• [PROBLEM TO SOLVE]:
The listing below should be printed exactly, every line of it. Skip the pictures.
________________________________________
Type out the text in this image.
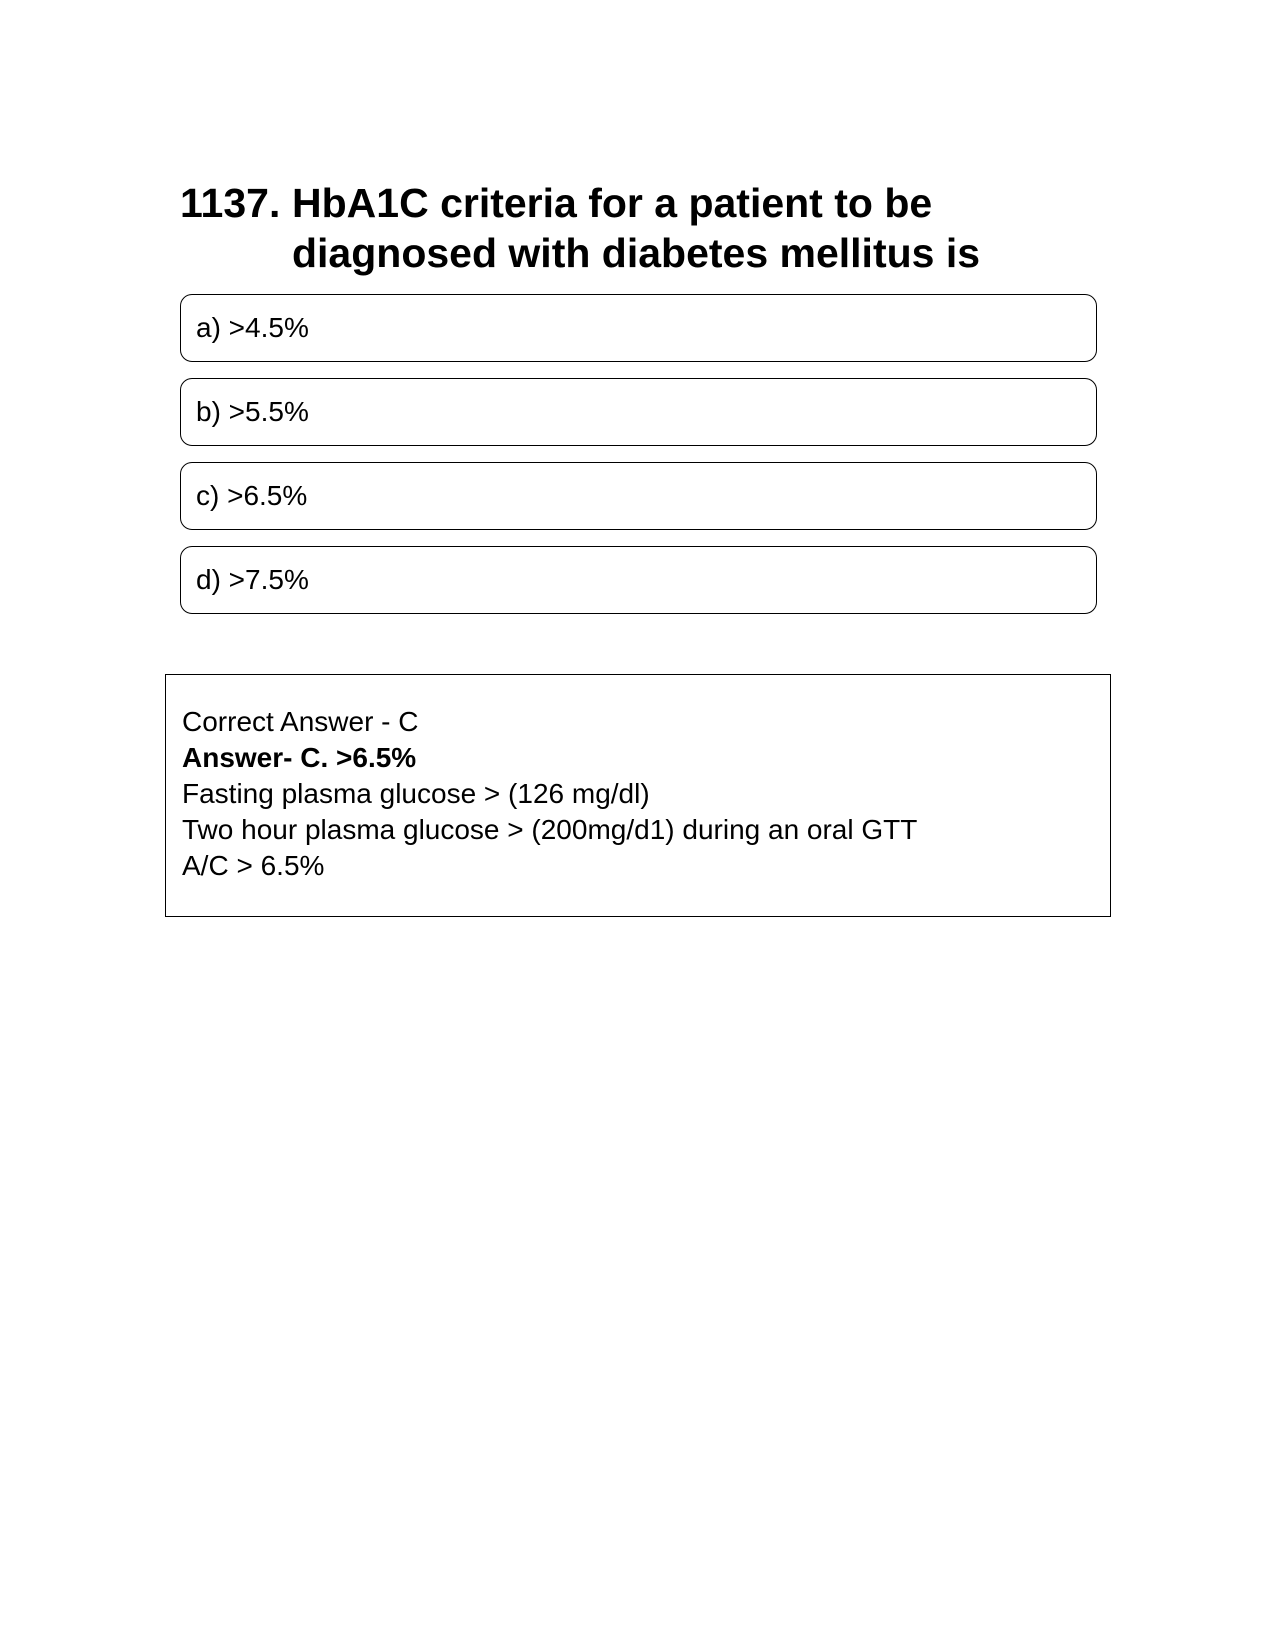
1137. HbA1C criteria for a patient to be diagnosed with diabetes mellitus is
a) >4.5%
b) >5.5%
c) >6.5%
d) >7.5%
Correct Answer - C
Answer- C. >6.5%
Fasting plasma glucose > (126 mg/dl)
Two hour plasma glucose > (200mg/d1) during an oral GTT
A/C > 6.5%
________________________________________
• [SOLUTION TO THIS EXERCISE]:
Type out the text in this image.
1137. HbA1C criteria for a patient to be diagnosed with diabetes mellitus is
a) >4.5%
b) >5.5%
c) >6.5%
d) >7.5%
Correct Answer - C
Answer- C. >6.5%
Fasting plasma glucose > (126 mg/dl)
Two hour plasma glucose > (200mg/d1) during an oral GTT
A/C > 6.5%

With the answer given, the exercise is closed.